> **Task**:
In the copy, include every entry exactly but none of the pictures.

(Data records)
--------------------------------------------------
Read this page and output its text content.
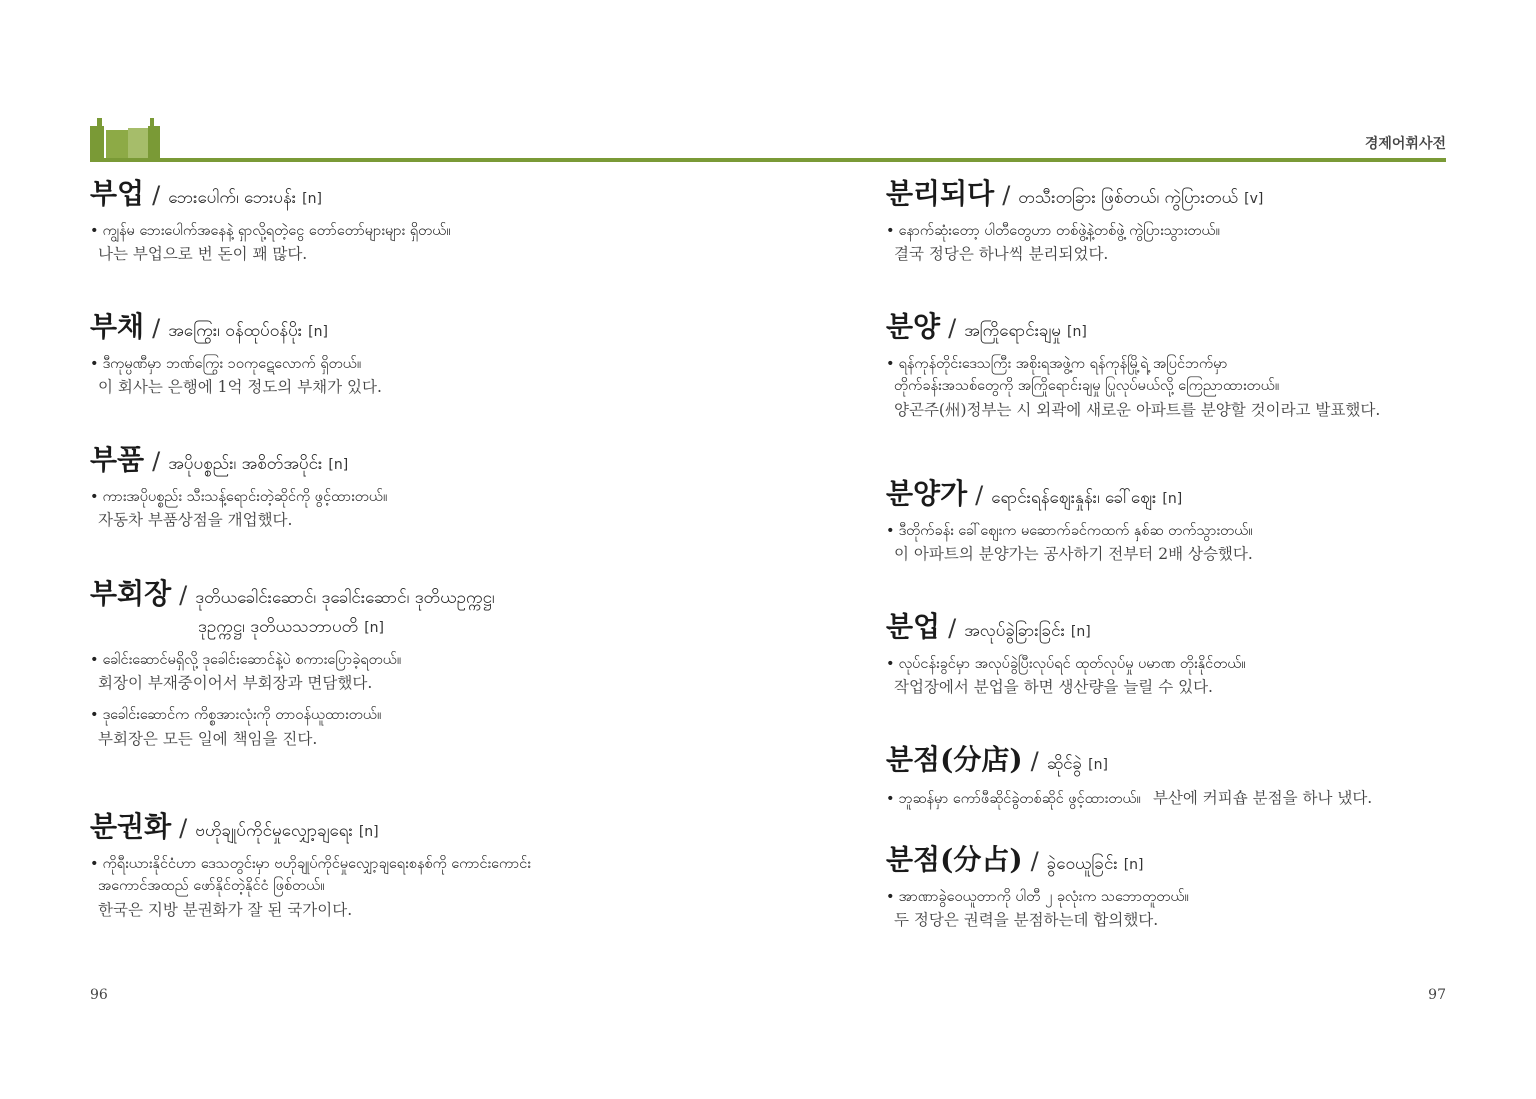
경제어휘사전
부업 / ဘေးပေါက်၊ ဘေးပန်း [n]
• ကျွန်မ ဘေးပေါက်အနေနဲ့ ရှာလို့ရတဲ့ငွေ တော်တော်များများ ရှိတယ်။
나는 부업으로 번 돈이 꽤 많다.
부채 / အကြွေး၊ ဝန်ထုပ်ဝန်ပိုး [n]
• ဒီကုမ္ပဏီမှာ ဘဏ်ကြွေး ၁၀ကုဋေလောက် ရှိတယ်။
이 회사는 은행에 1억 정도의 부채가 있다.
부품 / အပိုပစ္စည်း၊ အစိတ်အပိုင်း [n]
• ကားအပိုပစ္စည်း သီးသန့်ရောင်းတဲ့ဆိုင်ကို ဖွင့်ထားတယ်။
자동차 부품상점을 개업했다.
부회장 / ဒုတိယခေါင်းဆောင်၊ ဒုခေါင်းဆောင်၊ ဒုတိယဥက္ကဋ္ဌ၊
ဒုဥက္ကဋ္ဌ၊ ဒုတိယသဘာပတိ [n]
• ခေါင်းဆောင်မရှိလို့ ဒုခေါင်းဆောင်နဲ့ပဲ စကားပြောခဲ့ရတယ်။
회장이 부재중이어서 부회장과 면담했다.
• ဒုခေါင်းဆောင်က ကိစ္စအားလုံးကို တာဝန်ယူထားတယ်။
부회장은 모든 일에 책임을 진다.
분권화 / ဗဟိုချုပ်ကိုင်မှုလျှော့ချရေး [n]
• ကိုရီးယားနိုင်ငံဟာ ဒေသတွင်းမှာ ဗဟိုချုပ်ကိုင်မှုလျှော့ချရေးစနစ်ကို ကောင်းကောင်း
အကောင်အထည် ဖော်နိုင်တဲ့နိုင်ငံ ဖြစ်တယ်။
한국은 지방 분권화가 잘 된 국가이다.
분리되다 / တသီးတခြား ဖြစ်တယ်၊ ကွဲပြားတယ် [v]
• နောက်ဆုံးတော့ ပါတီတွေဟာ တစ်ဖွဲ့နဲ့တစ်ဖွဲ့ ကွဲပြားသွားတယ်။
결국 정당은 하나씩 분리되었다.
분양 / အကြိုရောင်းချမှု [n]
• ရန်ကုန်တိုင်းဒေသကြီး အစိုးရအဖွဲ့က ရန်ကုန်မြို့ရဲ့ အပြင်ဘက်မှာ
တိုက်ခန်းအသစ်တွေကို အကြိုရောင်းချမှု ပြုလုပ်မယ်လို့ ကြေညာထားတယ်။
양곤주(州)정부는 시 외곽에 새로운 아파트를 분양할 것이라고 발표했다.
분양가 / ရောင်းရန်ဈေးနှုန်း၊ ခေါ်ဈေး [n]
• ဒီတိုက်ခန်း ခေါ်ဈေးက မဆောက်ခင်ကထက် နှစ်ဆ တက်သွားတယ်။
이 아파트의 분양가는 공사하기 전부터 2배 상승했다.
분업 / အလုပ်ခွဲခြားခြင်း [n]
• လုပ်ငန်းခွင်မှာ အလုပ်ခွဲပြီးလုပ်ရင် ထုတ်လုပ်မှု ပမာဏ တိုးနိုင်တယ်။
작업장에서 분업을 하면 생산량을 늘릴 수 있다.
분점(分店) / ဆိုင်ခွဲ [n]
• ဘူဆန်မှာ ကော်ဖီဆိုင်ခွဲတစ်ဆိုင် ဖွင့်ထားတယ်။ 부산에 커피숍 분점을 하나 냈다.
분점(分占) / ခွဲဝေယူခြင်း [n]
• အာဏာခွဲဝေယူတာကို ပါတီ ၂ ခုလုံးက သဘောတူတယ်။
두 정당은 권력을 분점하는데 합의했다.
96	97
--------------------------------------------------
> **Final answer**:
Read this page and output its text content.
경제어휘사전
부업 / ဘေးပေါက်၊ ဘေးပန်း [n]
• ကျွန်မ ဘေးပေါက်အနေနဲ့ ရှာလို့ရတဲ့ငွေ တော်တော်များများ ရှိတယ်။
나는 부업으로 번 돈이 꽤 많다.
부채 / အကြွေး၊ ဝန်ထုပ်ဝန်ပိုး [n]
• ဒီကုမ္ပဏီမှာ ဘဏ်ကြွေး ၁၀ကုဋေလောက် ရှိတယ်။
이 회사는 은행에 1억 정도의 부채가 있다.
부품 / အပိုပစ္စည်း၊ အစိတ်အပိုင်း [n]
• ကားအပိုပစ္စည်း သီးသန့်ရောင်းတဲ့ဆိုင်ကို ဖွင့်ထားတယ်။
자동차 부품상점을 개업했다.
부회장 / ဒုတိယခေါင်းဆောင်၊ ဒုခေါင်းဆောင်၊ ဒုတိယဥက္ကဋ္ဌ၊
ဒုဥက္ကဋ္ဌ၊ ဒုတိယသဘာပတိ [n]
• ခေါင်းဆောင်မရှိလို့ ဒုခေါင်းဆောင်နဲ့ပဲ စကားပြောခဲ့ရတယ်။
회장이 부재중이어서 부회장과 면담했다.
• ဒုခေါင်းဆောင်က ကိစ္စအားလုံးကို တာဝန်ယူထားတယ်။
부회장은 모든 일에 책임을 진다.
분권화 / ဗဟိုချုပ်ကိုင်မှုလျှော့ချရေး [n]
• ကိုရီးယားနိုင်ငံဟာ ဒေသတွင်းမှာ ဗဟိုချုပ်ကိုင်မှုလျှော့ချရေးစနစ်ကို ကောင်းကောင်း
အကောင်အထည် ဖော်နိုင်တဲ့နိုင်ငံ ဖြစ်တယ်။
한국은 지방 분권화가 잘 된 국가이다.
분리되다 / တသီးတခြား ဖြစ်တယ်၊ ကွဲပြားတယ် [v]
• နောက်ဆုံးတော့ ပါတီတွေဟာ တစ်ဖွဲ့နဲ့တစ်ဖွဲ့ ကွဲပြားသွားတယ်။
결국 정당은 하나씩 분리되었다.
분양 / အကြိုရောင်းချမှု [n]
• ရန်ကုန်တိုင်းဒေသကြီး အစိုးရအဖွဲ့က ရန်ကုန်မြို့ရဲ့ အပြင်ဘက်မှာ
တိုက်ခန်းအသစ်တွေကို အကြိုရောင်းချမှု ပြုလုပ်မယ်လို့ ကြေညာထားတယ်။
양곤주(州)정부는 시 외곽에 새로운 아파트를 분양할 것이라고 발표했다.
분양가 / ရောင်းရန်ဈေးနှုန်း၊ ခေါ်ဈေး [n]
• ဒီတိုက်ခန်း ခေါ်ဈေးက မဆောက်ခင်ကထက် နှစ်ဆ တက်သွားတယ်။
이 아파트의 분양가는 공사하기 전부터 2배 상승했다.
분업 / အလုပ်ခွဲခြားခြင်း [n]
• လုပ်ငန်းခွင်မှာ အလုပ်ခွဲပြီးလုပ်ရင် ထုတ်လုပ်မှု ပမာဏ တိုးနိုင်တယ်။
작업장에서 분업을 하면 생산량을 늘릴 수 있다.
분점(分店) / ဆိုင်ခွဲ [n]
• ဘူဆန်မှာ ကော်ဖီဆိုင်ခွဲတစ်ဆိုင် ဖွင့်ထားတယ်။ 부산에 커피숍 분점을 하나 냈다.
분점(分占) / ခွဲဝေယူခြင်း [n]
• အာဏာခွဲဝေယူတာကို ပါတီ ၂ ခုလုံးက သဘောတူတယ်။
두 정당은 권력을 분점하는데 합의했다.
96	97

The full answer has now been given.